> Records for processing:

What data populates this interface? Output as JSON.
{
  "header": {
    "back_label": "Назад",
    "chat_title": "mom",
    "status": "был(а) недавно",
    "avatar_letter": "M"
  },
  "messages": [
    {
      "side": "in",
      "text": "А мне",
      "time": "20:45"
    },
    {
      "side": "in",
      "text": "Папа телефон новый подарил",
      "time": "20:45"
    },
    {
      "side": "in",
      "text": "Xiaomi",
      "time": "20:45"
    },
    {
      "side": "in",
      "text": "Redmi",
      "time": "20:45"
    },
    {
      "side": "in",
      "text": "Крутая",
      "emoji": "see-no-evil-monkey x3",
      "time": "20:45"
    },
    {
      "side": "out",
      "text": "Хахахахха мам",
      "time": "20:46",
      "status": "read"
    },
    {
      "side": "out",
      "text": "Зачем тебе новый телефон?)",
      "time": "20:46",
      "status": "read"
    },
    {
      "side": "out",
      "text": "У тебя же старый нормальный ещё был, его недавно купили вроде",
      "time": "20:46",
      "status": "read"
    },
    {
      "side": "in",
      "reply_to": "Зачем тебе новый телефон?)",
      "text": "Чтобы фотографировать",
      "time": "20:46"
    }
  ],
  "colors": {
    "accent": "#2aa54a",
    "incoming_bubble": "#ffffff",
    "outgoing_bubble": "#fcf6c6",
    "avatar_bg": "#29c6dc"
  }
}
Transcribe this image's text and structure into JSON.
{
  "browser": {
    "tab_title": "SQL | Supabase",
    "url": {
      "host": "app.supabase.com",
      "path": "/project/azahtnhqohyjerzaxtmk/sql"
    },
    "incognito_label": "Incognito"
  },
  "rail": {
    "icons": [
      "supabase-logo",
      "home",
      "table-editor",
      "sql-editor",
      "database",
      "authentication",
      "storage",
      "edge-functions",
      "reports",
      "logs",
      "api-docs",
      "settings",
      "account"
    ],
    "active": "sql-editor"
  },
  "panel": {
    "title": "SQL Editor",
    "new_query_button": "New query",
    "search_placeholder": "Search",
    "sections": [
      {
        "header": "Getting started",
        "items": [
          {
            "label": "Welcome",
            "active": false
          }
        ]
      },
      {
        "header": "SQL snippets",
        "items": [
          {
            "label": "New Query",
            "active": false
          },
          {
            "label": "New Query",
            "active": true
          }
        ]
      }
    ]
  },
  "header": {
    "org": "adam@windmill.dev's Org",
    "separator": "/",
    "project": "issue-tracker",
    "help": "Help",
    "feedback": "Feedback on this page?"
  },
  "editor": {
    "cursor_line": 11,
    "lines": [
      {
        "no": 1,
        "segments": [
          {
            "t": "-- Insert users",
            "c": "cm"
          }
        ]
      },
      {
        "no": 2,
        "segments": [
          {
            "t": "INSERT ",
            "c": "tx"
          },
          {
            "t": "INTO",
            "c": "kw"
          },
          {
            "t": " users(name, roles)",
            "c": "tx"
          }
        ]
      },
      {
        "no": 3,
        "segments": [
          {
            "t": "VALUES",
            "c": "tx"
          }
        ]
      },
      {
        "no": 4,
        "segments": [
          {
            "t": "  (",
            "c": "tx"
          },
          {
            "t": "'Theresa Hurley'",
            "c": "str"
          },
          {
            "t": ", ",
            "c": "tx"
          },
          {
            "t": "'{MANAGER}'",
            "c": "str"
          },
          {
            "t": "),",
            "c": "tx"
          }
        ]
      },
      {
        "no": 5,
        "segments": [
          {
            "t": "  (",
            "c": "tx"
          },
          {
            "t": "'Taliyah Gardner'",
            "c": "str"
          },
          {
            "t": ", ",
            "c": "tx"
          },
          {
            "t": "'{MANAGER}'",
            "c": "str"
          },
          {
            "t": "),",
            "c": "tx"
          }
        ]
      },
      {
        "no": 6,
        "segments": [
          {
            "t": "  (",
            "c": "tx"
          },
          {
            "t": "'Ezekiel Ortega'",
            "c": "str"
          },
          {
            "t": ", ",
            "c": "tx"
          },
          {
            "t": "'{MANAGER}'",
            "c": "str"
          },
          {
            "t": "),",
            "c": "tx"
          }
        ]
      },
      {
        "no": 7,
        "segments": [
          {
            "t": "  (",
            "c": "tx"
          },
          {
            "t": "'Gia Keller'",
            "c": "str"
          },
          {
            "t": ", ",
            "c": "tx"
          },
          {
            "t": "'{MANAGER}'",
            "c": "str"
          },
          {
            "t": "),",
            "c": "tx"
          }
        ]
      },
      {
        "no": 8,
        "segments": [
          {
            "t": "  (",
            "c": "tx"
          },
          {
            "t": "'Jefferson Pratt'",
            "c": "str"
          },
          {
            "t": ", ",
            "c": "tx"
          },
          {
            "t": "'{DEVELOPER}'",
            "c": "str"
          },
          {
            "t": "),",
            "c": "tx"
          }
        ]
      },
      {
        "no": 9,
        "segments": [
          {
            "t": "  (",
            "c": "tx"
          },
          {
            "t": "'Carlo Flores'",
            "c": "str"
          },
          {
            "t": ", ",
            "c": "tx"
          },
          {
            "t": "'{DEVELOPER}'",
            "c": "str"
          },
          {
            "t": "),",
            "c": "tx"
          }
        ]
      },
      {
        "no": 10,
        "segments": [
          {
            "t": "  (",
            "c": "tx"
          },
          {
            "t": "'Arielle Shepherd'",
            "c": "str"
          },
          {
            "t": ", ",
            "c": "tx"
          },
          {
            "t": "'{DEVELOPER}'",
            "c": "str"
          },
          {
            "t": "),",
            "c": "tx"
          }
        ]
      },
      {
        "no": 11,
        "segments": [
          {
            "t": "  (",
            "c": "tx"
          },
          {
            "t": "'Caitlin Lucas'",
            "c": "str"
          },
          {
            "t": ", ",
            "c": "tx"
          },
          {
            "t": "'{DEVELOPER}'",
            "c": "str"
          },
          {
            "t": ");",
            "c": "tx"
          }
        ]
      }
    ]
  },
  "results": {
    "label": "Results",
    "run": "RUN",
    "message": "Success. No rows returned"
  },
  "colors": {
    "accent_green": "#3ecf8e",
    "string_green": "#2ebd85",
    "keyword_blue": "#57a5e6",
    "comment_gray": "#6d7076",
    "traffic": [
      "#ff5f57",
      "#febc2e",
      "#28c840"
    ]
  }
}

> What you will do:
List every line above that holds the word "тебе".

> Exercise solution:
      "text": "Зачем тебе новый телефон?)",
      "reply_to": "Зачем тебе новый телефон?)",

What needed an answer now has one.